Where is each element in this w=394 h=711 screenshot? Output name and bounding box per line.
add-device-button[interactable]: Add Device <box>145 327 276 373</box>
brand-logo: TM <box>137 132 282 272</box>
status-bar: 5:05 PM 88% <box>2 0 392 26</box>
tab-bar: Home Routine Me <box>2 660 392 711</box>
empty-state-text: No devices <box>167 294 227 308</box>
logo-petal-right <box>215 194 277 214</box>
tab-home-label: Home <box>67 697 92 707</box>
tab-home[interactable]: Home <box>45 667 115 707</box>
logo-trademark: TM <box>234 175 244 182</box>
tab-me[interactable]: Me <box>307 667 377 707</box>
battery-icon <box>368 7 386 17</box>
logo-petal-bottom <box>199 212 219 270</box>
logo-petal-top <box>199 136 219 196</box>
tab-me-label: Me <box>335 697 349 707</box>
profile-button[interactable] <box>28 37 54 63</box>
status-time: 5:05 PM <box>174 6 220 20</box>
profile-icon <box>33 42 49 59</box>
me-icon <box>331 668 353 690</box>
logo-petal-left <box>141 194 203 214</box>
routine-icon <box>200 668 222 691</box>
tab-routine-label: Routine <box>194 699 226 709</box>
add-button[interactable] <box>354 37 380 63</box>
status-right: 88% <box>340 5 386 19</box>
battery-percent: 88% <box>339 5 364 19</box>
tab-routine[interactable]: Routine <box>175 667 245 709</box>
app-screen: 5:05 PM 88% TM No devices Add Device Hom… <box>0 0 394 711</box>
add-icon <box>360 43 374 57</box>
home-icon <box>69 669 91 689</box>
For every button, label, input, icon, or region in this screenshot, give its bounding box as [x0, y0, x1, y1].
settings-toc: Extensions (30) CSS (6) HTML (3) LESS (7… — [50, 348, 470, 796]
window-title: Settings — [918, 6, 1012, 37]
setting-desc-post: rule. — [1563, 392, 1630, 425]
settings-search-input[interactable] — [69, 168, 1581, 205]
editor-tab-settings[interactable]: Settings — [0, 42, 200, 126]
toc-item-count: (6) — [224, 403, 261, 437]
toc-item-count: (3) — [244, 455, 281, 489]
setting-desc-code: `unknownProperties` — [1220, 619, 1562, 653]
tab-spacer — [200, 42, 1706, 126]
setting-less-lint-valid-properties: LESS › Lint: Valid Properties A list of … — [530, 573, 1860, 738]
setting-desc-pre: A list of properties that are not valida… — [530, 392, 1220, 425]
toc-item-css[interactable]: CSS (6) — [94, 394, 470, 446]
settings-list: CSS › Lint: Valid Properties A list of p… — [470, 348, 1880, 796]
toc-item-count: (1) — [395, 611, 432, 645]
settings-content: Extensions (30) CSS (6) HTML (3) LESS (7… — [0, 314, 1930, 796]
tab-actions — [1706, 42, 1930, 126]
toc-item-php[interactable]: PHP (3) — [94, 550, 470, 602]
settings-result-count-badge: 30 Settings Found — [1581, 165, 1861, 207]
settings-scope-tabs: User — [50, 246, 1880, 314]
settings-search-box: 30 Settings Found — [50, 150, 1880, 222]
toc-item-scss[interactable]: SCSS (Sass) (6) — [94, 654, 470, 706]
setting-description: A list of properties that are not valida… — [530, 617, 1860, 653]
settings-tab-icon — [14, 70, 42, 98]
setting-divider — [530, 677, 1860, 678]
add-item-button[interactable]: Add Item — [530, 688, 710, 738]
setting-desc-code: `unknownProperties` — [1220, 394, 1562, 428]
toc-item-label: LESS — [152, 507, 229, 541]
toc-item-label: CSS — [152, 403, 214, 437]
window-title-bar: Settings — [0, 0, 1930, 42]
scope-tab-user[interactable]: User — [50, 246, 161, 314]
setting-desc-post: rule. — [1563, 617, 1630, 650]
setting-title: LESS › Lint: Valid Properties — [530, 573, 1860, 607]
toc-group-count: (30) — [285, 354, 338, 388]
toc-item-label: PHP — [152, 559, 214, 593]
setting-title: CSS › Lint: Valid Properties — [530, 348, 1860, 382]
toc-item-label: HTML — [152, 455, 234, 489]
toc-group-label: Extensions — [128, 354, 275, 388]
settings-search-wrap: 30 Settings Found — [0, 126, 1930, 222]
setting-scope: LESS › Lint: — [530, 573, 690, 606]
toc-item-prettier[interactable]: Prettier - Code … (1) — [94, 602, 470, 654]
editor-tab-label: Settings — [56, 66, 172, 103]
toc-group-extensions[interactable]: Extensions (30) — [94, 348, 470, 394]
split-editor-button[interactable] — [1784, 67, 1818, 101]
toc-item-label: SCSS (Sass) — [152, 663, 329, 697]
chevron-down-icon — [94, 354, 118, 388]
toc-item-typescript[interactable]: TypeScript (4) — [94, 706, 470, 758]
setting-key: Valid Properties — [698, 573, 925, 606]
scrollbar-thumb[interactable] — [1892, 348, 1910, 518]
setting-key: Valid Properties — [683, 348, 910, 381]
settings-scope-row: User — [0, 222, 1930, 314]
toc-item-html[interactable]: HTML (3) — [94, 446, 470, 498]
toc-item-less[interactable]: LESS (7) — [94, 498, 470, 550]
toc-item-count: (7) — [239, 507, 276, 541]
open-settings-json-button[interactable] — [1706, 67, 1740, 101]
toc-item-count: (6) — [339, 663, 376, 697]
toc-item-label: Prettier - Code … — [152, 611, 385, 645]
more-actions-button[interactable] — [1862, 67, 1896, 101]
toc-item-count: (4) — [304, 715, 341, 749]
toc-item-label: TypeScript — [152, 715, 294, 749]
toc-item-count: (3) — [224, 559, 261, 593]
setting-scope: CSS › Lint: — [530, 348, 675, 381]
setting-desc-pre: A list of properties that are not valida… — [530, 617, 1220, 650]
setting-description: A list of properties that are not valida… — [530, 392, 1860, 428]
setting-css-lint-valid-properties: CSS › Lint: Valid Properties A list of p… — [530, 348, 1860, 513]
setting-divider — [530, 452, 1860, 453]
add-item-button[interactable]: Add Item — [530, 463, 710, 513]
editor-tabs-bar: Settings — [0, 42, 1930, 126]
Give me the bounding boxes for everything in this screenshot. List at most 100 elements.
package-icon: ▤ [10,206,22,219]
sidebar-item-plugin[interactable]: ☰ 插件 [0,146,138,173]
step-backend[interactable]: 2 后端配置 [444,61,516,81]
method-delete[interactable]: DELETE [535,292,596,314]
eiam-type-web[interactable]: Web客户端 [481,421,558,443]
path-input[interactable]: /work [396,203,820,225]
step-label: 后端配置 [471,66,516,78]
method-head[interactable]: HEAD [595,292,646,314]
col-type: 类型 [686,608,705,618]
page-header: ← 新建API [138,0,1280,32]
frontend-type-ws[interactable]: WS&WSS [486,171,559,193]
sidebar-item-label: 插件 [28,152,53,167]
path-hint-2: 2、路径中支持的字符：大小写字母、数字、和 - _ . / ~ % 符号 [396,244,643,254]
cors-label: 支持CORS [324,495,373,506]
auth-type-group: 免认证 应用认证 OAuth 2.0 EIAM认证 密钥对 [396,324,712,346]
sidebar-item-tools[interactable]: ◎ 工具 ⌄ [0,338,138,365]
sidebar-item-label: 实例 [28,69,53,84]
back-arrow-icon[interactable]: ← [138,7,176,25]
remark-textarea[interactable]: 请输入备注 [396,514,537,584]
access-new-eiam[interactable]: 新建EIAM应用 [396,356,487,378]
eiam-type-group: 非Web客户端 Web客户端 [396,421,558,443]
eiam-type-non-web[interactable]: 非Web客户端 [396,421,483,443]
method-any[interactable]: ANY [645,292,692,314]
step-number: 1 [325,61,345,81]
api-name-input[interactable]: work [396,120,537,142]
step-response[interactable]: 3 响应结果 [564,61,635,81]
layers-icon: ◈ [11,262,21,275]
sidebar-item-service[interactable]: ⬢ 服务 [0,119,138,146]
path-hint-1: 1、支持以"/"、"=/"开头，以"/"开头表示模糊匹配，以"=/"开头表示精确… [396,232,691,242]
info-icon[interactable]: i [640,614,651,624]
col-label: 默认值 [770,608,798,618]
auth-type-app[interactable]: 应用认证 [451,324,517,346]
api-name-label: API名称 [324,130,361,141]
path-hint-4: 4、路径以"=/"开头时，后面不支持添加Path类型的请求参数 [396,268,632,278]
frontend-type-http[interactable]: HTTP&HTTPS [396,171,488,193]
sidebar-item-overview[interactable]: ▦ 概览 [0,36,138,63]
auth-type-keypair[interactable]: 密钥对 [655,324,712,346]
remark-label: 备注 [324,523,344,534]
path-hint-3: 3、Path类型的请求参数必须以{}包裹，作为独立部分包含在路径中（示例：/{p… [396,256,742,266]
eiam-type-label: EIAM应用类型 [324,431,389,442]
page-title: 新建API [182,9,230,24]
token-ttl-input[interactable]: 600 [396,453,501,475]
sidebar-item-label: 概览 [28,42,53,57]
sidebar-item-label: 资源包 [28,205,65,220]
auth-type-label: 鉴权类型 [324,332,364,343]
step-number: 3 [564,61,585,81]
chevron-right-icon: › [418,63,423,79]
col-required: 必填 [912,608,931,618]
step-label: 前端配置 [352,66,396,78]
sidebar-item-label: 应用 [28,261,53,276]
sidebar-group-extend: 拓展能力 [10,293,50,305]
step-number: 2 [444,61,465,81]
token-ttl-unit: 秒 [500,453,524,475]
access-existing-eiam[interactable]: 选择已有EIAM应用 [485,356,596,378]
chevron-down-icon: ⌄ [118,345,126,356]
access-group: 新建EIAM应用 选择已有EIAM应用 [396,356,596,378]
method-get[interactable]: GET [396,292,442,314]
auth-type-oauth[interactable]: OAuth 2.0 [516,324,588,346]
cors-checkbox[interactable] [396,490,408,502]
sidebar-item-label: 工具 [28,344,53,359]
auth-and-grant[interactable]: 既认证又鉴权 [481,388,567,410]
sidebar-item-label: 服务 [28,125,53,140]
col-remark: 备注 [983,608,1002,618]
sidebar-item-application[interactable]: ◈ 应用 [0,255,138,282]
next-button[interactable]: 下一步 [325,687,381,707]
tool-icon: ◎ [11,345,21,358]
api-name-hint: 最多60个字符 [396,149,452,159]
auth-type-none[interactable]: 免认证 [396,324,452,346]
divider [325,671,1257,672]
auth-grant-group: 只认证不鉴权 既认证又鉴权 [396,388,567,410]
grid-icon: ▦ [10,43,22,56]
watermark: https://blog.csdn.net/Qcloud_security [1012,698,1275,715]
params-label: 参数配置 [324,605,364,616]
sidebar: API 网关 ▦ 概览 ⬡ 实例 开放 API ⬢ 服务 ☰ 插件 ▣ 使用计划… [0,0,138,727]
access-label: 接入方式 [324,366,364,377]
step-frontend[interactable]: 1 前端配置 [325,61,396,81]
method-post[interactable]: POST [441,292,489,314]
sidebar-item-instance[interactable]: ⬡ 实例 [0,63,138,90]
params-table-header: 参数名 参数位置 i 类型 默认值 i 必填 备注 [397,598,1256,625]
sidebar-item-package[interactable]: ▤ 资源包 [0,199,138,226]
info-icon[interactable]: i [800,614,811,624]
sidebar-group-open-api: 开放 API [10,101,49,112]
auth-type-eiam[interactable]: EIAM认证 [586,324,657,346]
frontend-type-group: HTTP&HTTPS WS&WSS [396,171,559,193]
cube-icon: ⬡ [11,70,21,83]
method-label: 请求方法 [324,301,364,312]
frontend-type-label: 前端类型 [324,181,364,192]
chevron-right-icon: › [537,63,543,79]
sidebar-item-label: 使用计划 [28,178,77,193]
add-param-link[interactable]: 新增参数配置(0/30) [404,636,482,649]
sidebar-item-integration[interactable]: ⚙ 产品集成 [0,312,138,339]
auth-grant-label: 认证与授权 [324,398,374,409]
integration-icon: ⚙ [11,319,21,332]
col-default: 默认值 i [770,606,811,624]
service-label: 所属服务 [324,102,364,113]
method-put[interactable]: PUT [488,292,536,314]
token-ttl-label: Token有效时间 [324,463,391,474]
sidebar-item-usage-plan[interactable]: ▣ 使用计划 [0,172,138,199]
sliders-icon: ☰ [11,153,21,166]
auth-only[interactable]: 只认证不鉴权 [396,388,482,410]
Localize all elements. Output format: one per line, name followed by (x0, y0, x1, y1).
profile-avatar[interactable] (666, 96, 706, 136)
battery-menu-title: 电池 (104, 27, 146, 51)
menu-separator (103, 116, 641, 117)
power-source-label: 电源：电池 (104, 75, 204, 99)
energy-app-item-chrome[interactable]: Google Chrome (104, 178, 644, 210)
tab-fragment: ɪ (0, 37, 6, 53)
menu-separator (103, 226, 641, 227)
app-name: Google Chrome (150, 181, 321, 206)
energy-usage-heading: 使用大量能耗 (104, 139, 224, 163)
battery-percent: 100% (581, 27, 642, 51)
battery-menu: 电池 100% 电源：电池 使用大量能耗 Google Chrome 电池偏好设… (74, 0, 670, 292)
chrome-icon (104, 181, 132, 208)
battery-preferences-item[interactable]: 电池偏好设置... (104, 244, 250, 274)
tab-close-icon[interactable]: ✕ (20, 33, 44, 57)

# TASK DIRECTIONS
Rewrite the records from their first line through the line containing "empty-state-text: No devices", with "tab-bar" switched to "bottom-nav" and all else unchanged.

# ANSWER TO THIS PROBLEM
Where is each element in this w=394 h=711 screenshot? Output name and bounding box per line.
add-device-button[interactable]: Add Device <box>145 327 276 373</box>
brand-logo: TM <box>137 132 282 272</box>
status-bar: 5:05 PM 88% <box>2 0 392 26</box>
bottom-nav: Home Routine Me <box>2 660 392 711</box>
empty-state-text: No devices <box>167 294 227 308</box>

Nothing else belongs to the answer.